TEXTE D'ÉTUDE>
____

L’ultime acte de ce long combat judiciaire se joue donc le 14 février dernier sous la grisaille de la capitale alsacienne, où siège la juridiction supranationale. La grande salle d’audience de la CEDH est quasiment déserte : seuls Raphaël Halet, son épouse et ses enfants sont présents, aux côtés d’une petite poignée de journalistes. On est loin de l’effervescence des procès au Luxembourg, où les lanceurs d’alerte étaient bruyamment accueillis par leurs soutiens, parfois plusieurs centaines de personnes.

La lecture de l’arrêt par la juge irlandaise Síofra O’Leary prend moins de cinq minutes. Il conclut à la violation de la liberté d’expression de Raphaël Halet et condamne en outre le Luxembourg à lui verser 15.000 euros pour dommage moral et 40.000 euros au titre des frais de justice. L’arrêt enrichit avantageusement la jurisprudence en faveur des lanceurs d’alerte, renforçant le droit pour un salarié d’une société privée à révéler des pratiques couvertes par le secret professionnel quand il les juge illégales ou douteuses. « Le signal pour les multinationales et les États est que, à l’avenir, ils nuiront à leur image s’ils s’attaquent à un lanceur d’alerte », se réjouit Raphaël Halet. « C’est aussi le message d’espoir que j’ai voulu donner en allant au bout de la procédure. »

Les déclarations fiscales de multinationales « connues du grand public » ont apporté « un éclairage nouveau, dont il convient de ne pas minorer l’importance dans le contexte d’un débat sur l’évitement fiscal, la défiscalisation et l’évasion fiscale », estime la CEDH, écartant ainsi les arguments de la justice luxembourgeoise. Les magistrats européens reconnaissant un préjudice pour l’image de PWC mais souligne qu’il n’a jamais été clairement établi. Dans les faits, le cabinet a vu son chiffre d’affaires doublé en dix ans, passant de 260 millions d’euros en 2012, année des premières révélations, à plus de 500 millions en 2022.

____

Annotations spatiales>
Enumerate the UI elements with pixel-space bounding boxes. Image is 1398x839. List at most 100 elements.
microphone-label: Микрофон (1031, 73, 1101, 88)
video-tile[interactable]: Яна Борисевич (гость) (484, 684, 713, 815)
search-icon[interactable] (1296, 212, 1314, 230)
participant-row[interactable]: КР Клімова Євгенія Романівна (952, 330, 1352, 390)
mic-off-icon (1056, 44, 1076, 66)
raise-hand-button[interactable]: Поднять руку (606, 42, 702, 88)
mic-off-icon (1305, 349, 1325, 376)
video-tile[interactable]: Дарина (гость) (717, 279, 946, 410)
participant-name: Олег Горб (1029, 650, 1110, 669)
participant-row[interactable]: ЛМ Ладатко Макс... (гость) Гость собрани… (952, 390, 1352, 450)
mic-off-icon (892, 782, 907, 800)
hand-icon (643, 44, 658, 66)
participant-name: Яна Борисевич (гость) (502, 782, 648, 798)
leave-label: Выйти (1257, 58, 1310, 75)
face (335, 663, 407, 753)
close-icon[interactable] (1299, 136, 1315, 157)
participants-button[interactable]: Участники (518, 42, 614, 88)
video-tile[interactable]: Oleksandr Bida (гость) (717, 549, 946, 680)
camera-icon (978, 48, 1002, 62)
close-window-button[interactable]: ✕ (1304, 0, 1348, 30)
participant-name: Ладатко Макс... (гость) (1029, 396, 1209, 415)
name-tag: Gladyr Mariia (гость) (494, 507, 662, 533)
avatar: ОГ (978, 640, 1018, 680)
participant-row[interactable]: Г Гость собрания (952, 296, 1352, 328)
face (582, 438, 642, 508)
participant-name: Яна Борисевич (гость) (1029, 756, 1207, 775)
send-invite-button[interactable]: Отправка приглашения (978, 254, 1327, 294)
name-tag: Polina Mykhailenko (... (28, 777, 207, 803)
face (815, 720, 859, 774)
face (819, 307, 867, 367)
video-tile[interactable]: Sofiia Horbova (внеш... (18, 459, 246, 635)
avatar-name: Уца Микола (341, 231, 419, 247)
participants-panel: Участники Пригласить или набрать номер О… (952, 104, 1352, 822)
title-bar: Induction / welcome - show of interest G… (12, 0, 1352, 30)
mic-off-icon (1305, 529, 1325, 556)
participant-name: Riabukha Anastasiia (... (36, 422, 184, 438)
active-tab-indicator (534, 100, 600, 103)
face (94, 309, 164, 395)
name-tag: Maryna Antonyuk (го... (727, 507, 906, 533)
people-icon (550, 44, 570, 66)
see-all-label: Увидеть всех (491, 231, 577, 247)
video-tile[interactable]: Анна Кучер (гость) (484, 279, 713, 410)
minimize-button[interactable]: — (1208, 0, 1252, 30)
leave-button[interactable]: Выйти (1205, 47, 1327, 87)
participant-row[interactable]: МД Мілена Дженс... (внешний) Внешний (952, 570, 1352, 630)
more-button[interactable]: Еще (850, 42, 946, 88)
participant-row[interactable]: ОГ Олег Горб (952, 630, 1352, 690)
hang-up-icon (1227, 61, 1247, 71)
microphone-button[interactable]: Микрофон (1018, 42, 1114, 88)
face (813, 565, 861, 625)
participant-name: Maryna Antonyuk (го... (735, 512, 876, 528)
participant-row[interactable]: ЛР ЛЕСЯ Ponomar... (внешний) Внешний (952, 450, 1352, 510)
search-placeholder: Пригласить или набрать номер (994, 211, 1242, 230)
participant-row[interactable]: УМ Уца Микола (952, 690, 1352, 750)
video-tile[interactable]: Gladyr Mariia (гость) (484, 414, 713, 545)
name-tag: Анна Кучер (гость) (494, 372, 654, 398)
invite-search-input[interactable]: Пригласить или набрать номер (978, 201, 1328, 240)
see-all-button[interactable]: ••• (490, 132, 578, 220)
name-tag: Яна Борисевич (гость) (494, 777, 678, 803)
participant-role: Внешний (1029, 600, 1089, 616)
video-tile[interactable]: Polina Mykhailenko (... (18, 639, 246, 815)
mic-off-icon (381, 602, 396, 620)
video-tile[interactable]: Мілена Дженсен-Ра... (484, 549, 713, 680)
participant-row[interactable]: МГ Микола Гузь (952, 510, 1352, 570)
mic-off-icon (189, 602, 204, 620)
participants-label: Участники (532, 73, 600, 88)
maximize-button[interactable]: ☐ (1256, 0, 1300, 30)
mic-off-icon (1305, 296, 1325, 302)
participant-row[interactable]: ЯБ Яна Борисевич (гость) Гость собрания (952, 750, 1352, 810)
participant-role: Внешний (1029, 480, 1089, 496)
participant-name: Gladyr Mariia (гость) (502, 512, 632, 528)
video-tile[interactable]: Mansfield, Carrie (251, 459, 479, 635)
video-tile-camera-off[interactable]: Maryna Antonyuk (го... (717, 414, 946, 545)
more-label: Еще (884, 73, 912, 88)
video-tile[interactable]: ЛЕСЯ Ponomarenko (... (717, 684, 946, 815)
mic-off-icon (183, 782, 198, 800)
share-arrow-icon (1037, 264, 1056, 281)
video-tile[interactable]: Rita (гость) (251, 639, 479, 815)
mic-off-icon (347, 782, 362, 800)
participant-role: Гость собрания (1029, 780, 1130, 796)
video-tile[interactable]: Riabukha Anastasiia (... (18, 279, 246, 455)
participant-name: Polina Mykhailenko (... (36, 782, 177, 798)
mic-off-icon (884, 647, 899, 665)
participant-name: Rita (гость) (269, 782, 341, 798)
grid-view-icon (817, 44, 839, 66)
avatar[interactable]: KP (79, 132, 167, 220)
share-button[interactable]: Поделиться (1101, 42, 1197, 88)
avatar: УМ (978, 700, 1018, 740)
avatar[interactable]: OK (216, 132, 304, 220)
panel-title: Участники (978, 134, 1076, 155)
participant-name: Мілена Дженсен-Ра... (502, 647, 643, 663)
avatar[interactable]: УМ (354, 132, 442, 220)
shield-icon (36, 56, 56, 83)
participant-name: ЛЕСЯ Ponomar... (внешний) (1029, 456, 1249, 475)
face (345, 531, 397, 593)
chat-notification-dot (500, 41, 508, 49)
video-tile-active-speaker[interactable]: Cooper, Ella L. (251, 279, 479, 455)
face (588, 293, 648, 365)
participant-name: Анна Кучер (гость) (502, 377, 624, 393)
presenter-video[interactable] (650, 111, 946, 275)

____

TRAVAIL DEMANDÉ>
Poursuivez le texte sur l'arrêt de la CEDH en faveur de Raphaël Halet en reprenant après sa dernière phrase. Ces données ne servent pas à l'exercice.

CORRIGÉ>
« C’est un pays qui a été mis en déroute »

La CEDH ayant examiné le fond de l’affaire, elle étrille aussi sérieusement la politique fiscale du Grand-Duché. : « La divulgation a contribué à dresser un tableau des pratiques fiscales en vigueur au Luxembourg, de leur impact à l’échelle européenne ainsi que des stratégies fiscales mises en place par des sociétés multinationales de renom pour déplacer artificiellement des bénéfices vers des pays à faible imposition et, ainsi, éroder les assiettes fiscales d’autres États. » Pour Raphaël Halet, « cet arrêt montre qu’un citoyen peut avoir raison de se battre contre un paradis fiscal ou une multinationale ». « C’est un pays qui a été mis en déroute, un paradis fiscal au sein de l’Europe », insiste-t-il.

Pour les lanceurs d’alerte des LuxLeaks, la victoire est totale et définitive. Mais à quel prix ? « On a tous gagné sur le fond, mais sur la forme c’était des années de galère et d’une certaine manière nous avons payé chèrement nos révélations », dit Antoine Deltour, contacté au lendemain de la décision de la CEDH. « On a payé physiquement, on a payé mentalement, on a payé financièrement. Et dans une telle affaire, c’est tout l’environnement familial qui est impacté », nous confirme Raphaël Halet. Il évoque ces années d’angoisse et de lendemains incertains, surmontés d’abord grâce à l’appui inconditionnel de son épouse Sophie, mais aussi des milliers d’anonymes et célébrités qui ont témoigné leur soutien.

Pour mobiliser et sensibiliser le public à l’injustice de l’évasion fiscale, « j’ai participé à d’innombrables débats et conférences alors que ce n’est pas du tout dans ma nature de m’exposer », raconte-t-il. Comme Antoine Deltour, il a organisé des campagnes de dons pour faire face aux frais de défense. « Les dommages accordés par la CEDH couvrent à peine le quart des dépenses », assure Raphaël Halet. « Malgré les vicissitudes, les hauts et les bas qu’on a connus pendant ces onze années, ça valait le coup », veut-il croire. Alors que le fisc luxembourgeois accordait chaque année des milliers de tax-rulings avant les révélations, ce nombre est tombé à moins de 60 aujourd’hui.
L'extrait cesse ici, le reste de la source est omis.